Give again, word for word, only the lines from the one containing "What data populates" through the final line.

======== PROVIDED MATERIAL

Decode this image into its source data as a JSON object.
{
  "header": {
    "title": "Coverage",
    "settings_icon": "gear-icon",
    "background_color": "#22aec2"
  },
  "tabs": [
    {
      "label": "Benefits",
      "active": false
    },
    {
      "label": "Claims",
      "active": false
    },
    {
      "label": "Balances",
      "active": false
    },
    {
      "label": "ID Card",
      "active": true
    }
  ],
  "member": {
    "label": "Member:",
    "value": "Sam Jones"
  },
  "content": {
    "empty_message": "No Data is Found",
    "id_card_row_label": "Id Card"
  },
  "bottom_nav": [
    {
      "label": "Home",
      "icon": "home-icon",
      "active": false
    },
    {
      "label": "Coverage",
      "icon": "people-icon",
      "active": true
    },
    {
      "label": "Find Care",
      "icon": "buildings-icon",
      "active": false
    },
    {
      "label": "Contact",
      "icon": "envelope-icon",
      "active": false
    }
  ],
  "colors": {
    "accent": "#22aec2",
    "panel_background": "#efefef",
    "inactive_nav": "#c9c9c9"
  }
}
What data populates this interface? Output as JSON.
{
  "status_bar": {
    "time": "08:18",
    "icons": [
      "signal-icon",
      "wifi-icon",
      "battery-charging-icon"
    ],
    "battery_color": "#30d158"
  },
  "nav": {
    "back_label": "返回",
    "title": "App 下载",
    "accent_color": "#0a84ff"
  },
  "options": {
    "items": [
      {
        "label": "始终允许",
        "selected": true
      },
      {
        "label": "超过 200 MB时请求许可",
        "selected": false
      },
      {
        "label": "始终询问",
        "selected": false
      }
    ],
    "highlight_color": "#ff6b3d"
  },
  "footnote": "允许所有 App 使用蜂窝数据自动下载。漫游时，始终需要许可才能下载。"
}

================

> **COMPLETE ANSWER**
What data populates this interface? Output as JSON.
{
  "status_bar": {
    "time": "08:18",
    "icons": [
      "signal-icon",
      "wifi-icon",
      "battery-charging-icon"
    ],
    "battery_color": "#30d158"
  },
  "nav": {
    "back_label": "返回",
    "title": "App 下载",
    "accent_color": "#0a84ff"
  },
  "options": {
    "items": [
      {
        "label": "始终允许",
        "selected": true
      },
      {
        "label": "超过 200 MB时请求许可",
        "selected": false
      },
      {
        "label": "始终询问",
        "selected": false
      }
    ],
    "highlight_color": "#ff6b3d"
  },
  "footnote": "允许所有 App 使用蜂窝数据自动下载。漫游时，始终需要许可才能下载。"
}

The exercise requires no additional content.